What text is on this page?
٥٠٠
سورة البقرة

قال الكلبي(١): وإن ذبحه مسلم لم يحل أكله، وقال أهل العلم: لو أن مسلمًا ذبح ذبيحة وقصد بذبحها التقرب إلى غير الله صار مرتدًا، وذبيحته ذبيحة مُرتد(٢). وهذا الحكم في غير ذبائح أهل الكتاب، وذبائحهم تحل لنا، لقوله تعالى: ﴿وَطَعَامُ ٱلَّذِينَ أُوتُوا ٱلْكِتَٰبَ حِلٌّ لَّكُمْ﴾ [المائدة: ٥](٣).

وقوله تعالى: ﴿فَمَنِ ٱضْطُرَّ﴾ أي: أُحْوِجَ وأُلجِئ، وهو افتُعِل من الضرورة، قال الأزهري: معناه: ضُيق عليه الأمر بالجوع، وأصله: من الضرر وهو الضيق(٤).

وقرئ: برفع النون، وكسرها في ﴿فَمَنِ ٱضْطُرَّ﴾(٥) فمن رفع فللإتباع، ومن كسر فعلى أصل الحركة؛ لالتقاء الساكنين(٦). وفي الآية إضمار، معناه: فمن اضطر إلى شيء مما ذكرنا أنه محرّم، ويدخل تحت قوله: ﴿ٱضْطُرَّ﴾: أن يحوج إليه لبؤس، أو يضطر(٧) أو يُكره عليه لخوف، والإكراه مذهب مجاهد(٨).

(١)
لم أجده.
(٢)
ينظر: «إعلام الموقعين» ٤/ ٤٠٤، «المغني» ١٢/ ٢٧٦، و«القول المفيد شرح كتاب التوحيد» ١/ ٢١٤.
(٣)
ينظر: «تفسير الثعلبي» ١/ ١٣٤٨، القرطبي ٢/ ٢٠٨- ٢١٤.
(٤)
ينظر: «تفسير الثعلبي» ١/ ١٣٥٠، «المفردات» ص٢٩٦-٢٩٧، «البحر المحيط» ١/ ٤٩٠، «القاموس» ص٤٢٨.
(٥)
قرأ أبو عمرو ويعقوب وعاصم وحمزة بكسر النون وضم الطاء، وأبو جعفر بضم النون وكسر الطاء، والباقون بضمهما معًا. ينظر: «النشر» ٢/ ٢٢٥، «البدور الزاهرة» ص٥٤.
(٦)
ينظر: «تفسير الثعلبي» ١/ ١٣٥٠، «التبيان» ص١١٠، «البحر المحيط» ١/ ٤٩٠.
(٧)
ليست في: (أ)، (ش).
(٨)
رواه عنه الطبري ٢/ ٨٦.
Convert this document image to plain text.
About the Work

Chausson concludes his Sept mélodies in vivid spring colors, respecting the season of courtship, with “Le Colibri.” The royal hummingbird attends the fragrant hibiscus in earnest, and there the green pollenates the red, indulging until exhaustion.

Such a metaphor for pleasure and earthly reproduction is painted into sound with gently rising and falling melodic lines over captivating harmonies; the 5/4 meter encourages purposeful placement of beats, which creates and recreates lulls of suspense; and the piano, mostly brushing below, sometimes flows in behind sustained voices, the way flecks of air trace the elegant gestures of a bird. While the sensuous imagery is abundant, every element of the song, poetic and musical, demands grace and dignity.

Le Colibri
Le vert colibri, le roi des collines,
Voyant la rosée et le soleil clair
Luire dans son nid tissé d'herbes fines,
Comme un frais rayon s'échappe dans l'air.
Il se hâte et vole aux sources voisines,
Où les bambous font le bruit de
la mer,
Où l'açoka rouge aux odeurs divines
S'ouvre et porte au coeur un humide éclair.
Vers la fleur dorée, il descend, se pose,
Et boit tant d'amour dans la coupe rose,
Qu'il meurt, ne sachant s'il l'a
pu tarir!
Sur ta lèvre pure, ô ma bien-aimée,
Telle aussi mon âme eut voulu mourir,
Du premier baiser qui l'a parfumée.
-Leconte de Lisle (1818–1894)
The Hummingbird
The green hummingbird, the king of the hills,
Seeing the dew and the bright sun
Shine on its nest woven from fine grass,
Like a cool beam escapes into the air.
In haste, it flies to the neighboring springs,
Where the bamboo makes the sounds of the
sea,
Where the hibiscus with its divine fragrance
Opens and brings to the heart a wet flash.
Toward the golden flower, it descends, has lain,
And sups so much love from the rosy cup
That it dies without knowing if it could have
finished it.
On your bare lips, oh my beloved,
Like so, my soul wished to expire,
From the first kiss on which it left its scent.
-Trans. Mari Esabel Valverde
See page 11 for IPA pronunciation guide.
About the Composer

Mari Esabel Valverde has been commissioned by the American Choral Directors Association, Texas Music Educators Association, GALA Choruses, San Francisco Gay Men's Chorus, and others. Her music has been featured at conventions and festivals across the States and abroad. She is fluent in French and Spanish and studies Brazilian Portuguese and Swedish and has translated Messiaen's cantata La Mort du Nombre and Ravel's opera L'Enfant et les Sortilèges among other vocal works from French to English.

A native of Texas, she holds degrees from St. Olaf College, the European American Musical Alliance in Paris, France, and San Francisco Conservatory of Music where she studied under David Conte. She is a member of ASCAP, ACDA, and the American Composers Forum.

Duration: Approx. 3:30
◇ ◇ ◇
Directions:
From the material given, work out how many lines hold the string "this"; state that number and nothing further.

Exercise answer:
2